EXERCISE GOAL
Copy the lines of the records below without changes, from the line containing "435, 634, 444]" through the line containing "372, 426, 381]".
::: EXERCISE INPUT :::
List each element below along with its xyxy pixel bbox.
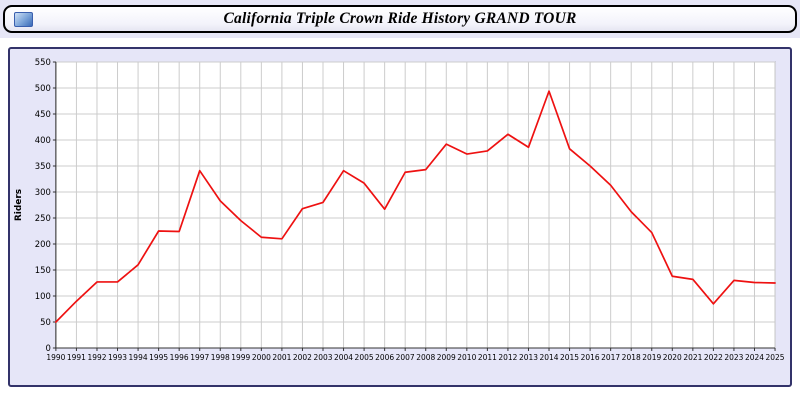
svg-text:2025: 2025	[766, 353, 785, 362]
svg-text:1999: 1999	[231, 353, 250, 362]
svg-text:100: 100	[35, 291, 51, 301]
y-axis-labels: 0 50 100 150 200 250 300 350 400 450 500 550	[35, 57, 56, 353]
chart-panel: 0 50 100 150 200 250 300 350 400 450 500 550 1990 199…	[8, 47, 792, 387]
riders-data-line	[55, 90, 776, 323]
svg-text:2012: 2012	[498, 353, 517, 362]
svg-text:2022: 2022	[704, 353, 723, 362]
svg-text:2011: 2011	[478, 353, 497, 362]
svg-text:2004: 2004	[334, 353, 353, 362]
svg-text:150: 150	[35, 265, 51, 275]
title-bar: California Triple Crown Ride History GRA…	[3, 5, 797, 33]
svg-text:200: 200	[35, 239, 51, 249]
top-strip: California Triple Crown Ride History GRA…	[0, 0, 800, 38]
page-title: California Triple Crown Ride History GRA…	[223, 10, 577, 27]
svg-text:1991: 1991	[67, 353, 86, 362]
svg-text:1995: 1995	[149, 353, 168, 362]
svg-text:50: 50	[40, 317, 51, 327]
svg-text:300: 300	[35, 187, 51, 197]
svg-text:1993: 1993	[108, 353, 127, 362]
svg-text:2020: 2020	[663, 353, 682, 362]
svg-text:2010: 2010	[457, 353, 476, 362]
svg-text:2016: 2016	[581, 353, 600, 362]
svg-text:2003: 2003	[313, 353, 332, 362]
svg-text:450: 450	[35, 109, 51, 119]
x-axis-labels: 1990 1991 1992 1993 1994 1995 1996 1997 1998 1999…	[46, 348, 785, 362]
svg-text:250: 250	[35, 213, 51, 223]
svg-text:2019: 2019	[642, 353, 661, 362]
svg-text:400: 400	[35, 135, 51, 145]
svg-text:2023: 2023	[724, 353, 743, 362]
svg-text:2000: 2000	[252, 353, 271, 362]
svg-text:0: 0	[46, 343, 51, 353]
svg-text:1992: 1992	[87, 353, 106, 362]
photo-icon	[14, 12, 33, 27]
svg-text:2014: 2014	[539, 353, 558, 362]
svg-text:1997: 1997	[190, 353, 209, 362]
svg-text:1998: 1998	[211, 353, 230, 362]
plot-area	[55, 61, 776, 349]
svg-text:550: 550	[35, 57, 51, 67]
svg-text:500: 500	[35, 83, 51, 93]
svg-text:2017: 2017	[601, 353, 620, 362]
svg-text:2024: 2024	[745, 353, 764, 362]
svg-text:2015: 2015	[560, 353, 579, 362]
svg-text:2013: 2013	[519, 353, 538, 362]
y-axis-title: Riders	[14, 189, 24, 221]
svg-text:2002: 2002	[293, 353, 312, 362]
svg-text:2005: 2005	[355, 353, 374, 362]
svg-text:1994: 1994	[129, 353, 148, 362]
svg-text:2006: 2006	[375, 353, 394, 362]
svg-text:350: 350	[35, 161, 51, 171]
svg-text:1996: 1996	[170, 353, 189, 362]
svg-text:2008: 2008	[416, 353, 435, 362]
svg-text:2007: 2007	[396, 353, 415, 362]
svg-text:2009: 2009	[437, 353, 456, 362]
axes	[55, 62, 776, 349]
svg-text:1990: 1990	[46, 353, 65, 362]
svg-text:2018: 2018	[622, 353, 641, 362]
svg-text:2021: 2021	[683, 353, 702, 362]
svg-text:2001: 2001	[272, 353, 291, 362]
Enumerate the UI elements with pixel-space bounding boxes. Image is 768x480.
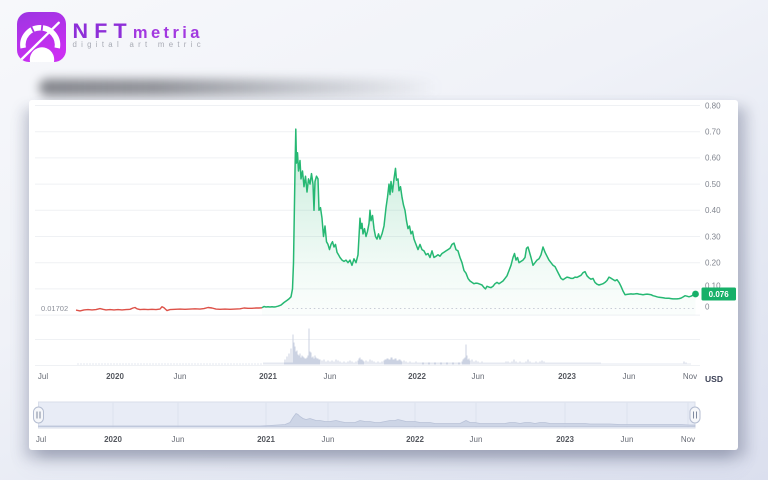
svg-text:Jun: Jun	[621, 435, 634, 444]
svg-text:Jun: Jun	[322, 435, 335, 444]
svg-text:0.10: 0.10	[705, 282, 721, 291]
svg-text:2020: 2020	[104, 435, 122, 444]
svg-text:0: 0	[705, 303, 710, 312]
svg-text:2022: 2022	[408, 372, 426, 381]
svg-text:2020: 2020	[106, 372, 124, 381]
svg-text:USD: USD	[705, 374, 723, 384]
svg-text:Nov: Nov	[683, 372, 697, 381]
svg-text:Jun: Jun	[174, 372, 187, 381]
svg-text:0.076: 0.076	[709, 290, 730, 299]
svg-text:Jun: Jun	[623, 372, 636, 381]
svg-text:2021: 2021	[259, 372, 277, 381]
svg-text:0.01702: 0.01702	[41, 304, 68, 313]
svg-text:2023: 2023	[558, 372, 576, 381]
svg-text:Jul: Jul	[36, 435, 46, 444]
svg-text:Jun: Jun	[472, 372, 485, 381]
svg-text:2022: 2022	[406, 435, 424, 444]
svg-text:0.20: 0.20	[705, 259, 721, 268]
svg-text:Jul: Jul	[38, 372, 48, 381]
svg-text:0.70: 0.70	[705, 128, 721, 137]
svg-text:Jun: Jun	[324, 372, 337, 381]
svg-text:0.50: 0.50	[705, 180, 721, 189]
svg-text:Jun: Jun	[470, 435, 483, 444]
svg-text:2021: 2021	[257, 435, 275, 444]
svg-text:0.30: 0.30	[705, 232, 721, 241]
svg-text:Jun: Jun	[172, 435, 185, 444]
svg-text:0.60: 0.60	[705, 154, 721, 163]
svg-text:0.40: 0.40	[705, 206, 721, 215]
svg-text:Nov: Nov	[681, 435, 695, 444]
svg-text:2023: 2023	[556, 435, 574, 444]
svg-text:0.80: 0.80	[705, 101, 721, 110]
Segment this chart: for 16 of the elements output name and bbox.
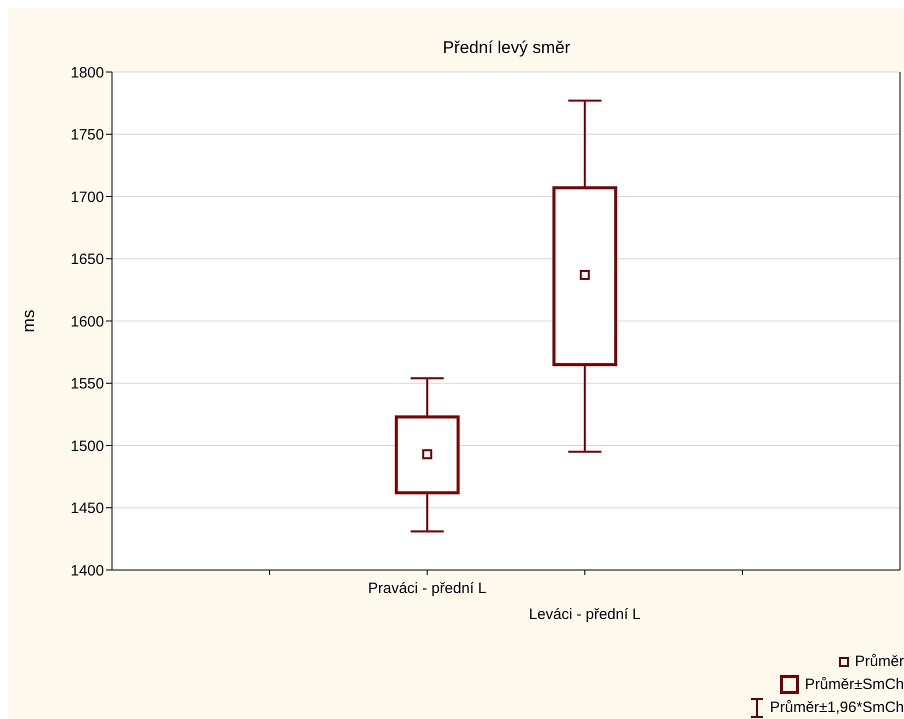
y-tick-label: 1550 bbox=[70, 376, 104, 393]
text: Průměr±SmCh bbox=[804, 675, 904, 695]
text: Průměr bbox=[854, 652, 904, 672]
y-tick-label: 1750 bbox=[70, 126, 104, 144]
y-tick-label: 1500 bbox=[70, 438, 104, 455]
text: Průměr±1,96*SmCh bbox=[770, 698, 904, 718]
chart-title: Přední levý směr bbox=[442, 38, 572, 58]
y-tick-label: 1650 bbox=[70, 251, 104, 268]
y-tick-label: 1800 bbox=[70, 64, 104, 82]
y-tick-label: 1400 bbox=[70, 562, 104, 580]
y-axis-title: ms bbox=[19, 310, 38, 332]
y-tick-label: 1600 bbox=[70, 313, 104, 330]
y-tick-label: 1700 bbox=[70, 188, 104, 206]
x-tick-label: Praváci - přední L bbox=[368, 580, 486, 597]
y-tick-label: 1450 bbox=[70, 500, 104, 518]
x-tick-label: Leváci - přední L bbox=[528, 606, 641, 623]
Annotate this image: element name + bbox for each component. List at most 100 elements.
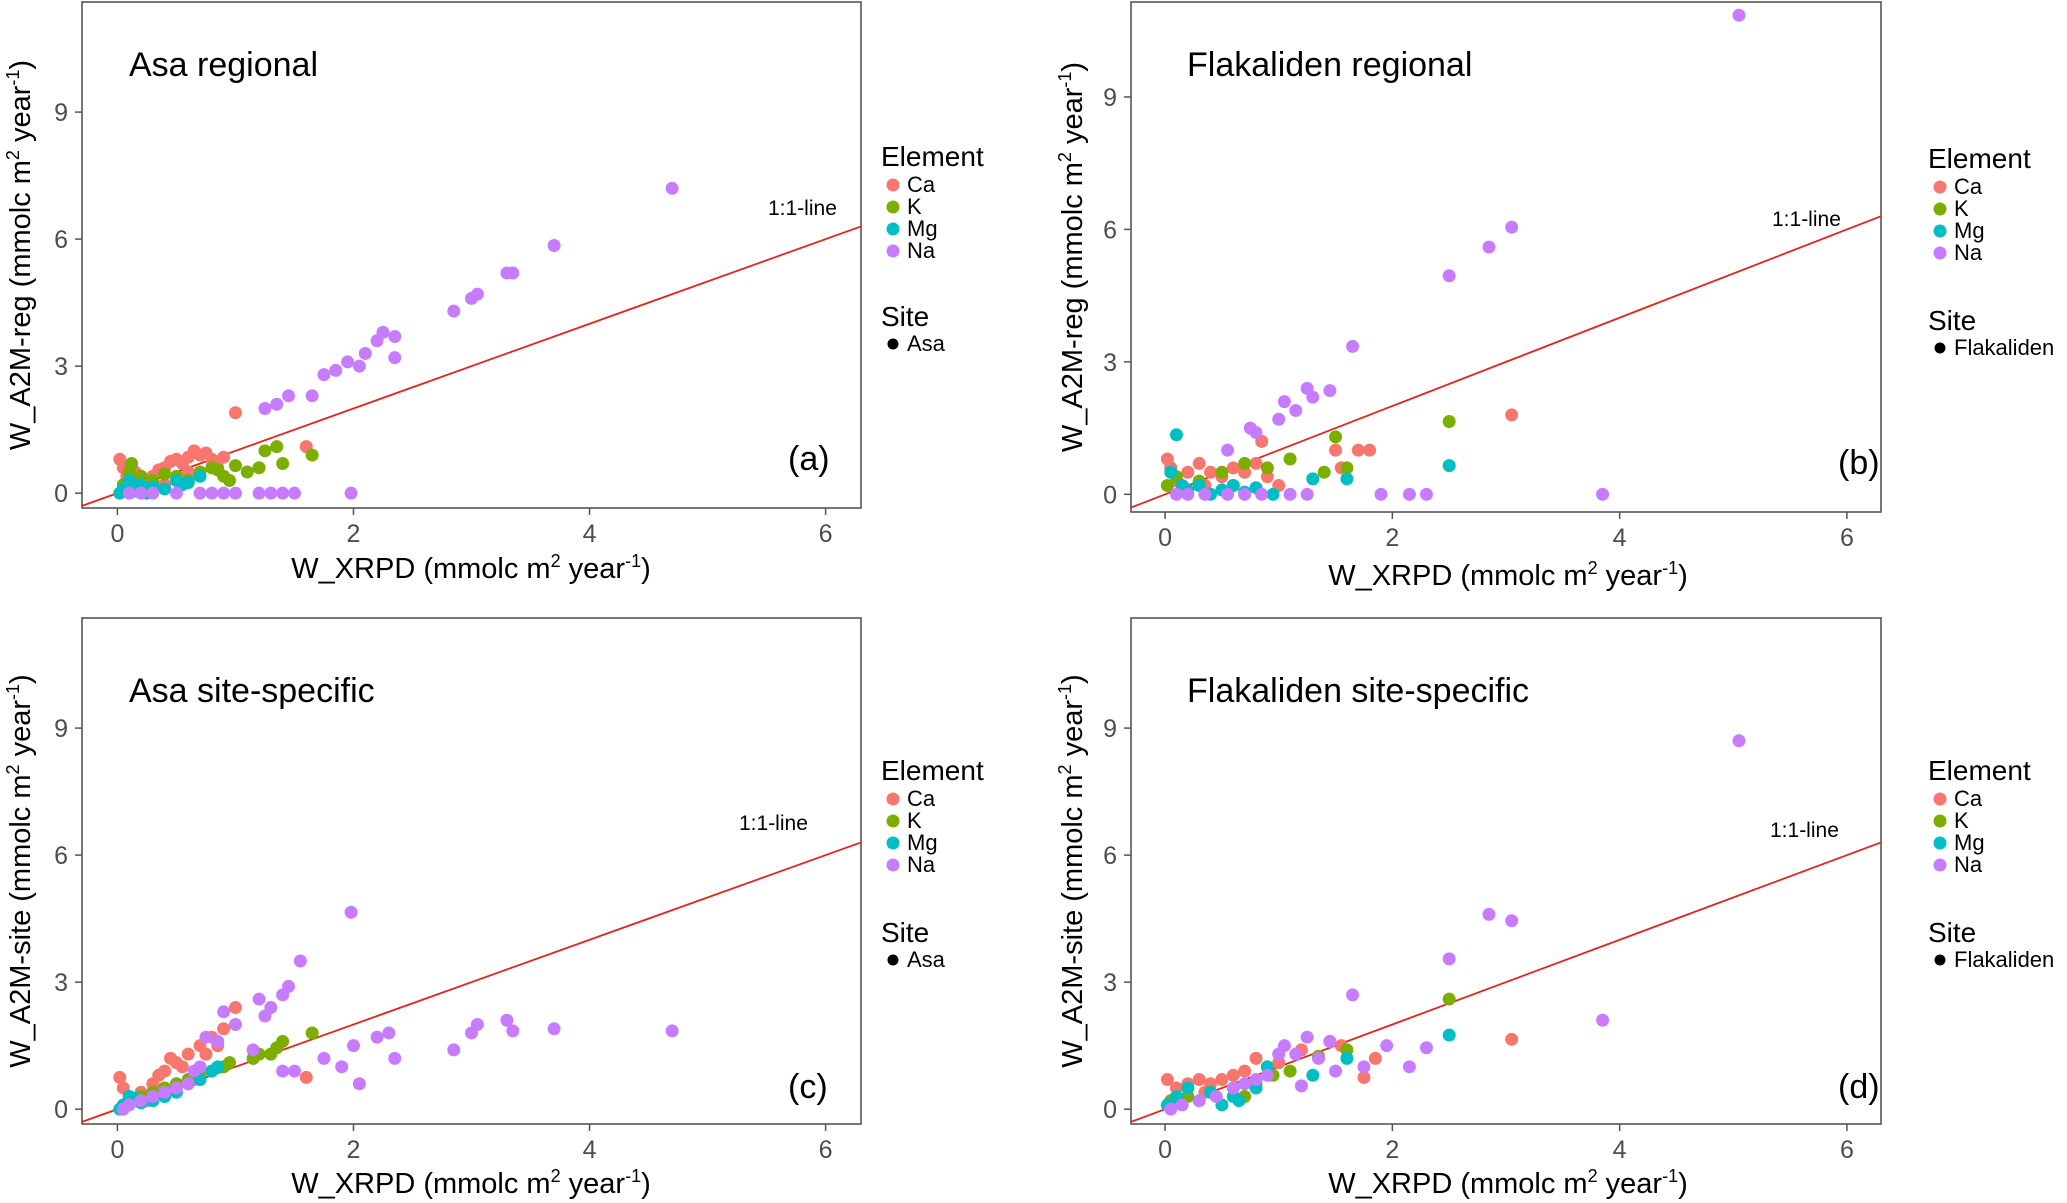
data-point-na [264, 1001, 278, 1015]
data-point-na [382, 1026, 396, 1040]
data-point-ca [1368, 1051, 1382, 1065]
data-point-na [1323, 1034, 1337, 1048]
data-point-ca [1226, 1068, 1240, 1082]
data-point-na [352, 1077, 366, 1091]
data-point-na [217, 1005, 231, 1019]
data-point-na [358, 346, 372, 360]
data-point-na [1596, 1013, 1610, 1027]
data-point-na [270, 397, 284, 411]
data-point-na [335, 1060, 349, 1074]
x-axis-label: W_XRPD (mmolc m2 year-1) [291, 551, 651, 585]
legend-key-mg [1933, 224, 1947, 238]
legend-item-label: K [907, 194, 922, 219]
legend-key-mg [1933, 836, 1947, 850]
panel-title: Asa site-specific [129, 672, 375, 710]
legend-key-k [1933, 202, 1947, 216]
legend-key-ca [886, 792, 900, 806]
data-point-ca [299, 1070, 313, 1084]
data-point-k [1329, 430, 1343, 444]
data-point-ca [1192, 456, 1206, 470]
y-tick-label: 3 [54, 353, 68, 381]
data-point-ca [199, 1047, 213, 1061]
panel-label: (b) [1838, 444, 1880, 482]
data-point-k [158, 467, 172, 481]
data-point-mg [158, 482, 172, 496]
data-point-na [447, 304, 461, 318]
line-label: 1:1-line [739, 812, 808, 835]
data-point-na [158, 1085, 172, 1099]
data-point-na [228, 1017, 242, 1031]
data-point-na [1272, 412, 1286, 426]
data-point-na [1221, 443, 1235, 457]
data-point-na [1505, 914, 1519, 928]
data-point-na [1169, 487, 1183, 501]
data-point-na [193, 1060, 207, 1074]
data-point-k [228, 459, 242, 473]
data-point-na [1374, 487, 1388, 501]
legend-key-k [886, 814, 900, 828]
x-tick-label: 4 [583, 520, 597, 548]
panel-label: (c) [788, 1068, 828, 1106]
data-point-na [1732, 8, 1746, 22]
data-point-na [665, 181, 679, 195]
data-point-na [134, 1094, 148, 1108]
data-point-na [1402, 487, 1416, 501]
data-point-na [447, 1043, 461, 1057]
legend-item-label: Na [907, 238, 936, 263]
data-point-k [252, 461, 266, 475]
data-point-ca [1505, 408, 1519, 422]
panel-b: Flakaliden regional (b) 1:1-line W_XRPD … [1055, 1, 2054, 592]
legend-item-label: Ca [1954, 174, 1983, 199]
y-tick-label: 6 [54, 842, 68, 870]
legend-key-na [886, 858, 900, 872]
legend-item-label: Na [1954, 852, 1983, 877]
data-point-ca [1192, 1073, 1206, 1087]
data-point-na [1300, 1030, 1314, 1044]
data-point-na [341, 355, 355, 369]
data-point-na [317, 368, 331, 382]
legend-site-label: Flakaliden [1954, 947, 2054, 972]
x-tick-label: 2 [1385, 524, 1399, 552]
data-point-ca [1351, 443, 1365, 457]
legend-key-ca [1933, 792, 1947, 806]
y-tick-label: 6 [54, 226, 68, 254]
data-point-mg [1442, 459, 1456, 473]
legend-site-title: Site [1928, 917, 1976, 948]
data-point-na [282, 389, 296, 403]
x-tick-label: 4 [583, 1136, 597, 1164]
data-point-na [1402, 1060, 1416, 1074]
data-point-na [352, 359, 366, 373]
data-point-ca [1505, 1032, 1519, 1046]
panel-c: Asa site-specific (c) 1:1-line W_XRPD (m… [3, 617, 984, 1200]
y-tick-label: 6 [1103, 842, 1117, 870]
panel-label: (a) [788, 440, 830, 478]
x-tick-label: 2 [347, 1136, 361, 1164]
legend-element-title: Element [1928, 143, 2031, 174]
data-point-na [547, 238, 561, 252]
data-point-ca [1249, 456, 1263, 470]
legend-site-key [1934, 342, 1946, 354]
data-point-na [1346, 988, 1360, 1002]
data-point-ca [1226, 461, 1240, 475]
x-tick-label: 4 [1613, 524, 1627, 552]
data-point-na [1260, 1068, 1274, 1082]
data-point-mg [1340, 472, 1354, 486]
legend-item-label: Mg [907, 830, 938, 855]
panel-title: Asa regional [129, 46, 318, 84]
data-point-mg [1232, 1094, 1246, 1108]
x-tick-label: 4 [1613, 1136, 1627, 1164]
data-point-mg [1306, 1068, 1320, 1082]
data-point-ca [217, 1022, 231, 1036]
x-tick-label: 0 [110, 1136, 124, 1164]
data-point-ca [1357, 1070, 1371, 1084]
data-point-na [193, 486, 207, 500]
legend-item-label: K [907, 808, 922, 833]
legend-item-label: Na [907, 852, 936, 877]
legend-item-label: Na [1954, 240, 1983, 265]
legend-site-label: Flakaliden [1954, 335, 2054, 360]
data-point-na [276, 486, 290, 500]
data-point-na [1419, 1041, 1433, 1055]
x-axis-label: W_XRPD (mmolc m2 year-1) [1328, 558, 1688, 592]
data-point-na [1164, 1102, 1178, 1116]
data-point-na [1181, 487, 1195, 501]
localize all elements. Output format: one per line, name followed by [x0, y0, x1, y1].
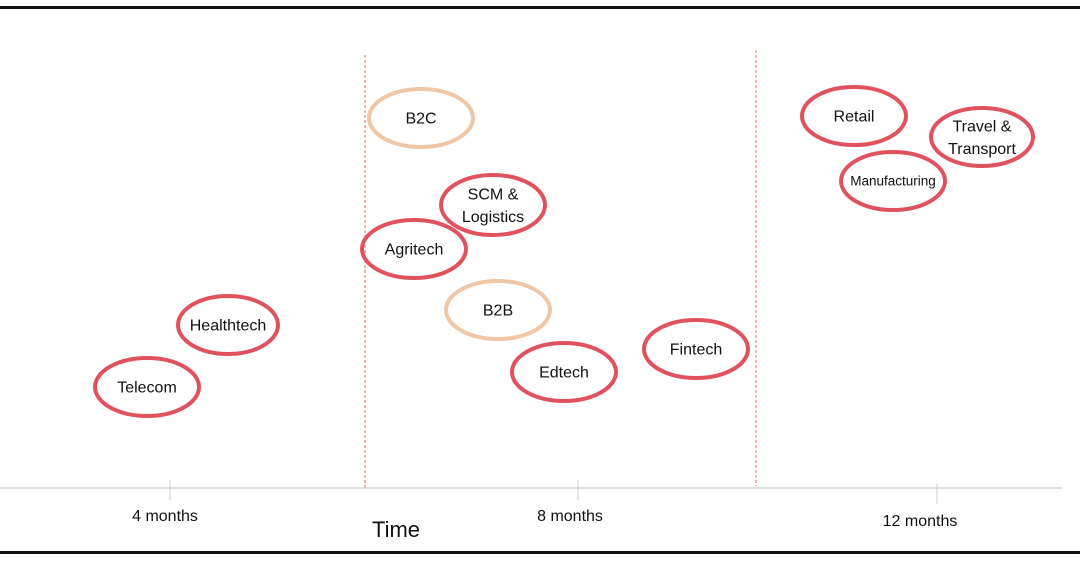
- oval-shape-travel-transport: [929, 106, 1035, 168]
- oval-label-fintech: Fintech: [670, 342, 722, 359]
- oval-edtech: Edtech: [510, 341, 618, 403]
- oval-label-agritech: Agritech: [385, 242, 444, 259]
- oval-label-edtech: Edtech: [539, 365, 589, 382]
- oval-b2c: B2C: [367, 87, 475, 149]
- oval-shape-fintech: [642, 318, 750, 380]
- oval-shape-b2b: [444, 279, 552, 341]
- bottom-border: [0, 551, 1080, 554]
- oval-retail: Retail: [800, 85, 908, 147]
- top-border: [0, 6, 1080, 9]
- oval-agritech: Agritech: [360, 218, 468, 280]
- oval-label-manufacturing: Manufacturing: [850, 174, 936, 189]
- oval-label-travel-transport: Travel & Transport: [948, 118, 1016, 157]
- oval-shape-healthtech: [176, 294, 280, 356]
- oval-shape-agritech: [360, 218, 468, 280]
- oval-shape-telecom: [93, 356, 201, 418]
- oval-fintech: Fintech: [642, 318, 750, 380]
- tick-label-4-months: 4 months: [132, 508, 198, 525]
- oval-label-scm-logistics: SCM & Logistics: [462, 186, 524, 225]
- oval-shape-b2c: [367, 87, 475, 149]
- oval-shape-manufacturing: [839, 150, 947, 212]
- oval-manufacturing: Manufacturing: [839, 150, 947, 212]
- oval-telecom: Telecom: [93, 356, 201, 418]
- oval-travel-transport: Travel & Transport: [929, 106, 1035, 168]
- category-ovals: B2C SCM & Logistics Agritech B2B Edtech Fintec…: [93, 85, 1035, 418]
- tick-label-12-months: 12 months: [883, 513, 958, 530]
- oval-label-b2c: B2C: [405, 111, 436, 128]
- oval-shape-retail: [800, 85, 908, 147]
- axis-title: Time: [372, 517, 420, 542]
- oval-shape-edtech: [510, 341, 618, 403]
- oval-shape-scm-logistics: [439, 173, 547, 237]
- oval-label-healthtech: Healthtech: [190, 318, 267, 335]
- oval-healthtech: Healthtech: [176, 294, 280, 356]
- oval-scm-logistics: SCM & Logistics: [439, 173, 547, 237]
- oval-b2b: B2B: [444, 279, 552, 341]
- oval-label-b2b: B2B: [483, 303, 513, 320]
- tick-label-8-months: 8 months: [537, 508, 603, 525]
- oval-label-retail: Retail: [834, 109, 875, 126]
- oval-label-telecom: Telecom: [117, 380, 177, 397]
:::
COMPLETE OUTPUT
svg-text:Jun: Jun	[621, 435, 634, 444]
svg-text:Jun: Jun	[322, 435, 335, 444]
svg-text:0.10: 0.10	[705, 282, 721, 291]
svg-text:2020: 2020	[104, 435, 122, 444]
svg-text:0: 0	[705, 303, 710, 312]
svg-text:2022: 2022	[408, 372, 426, 381]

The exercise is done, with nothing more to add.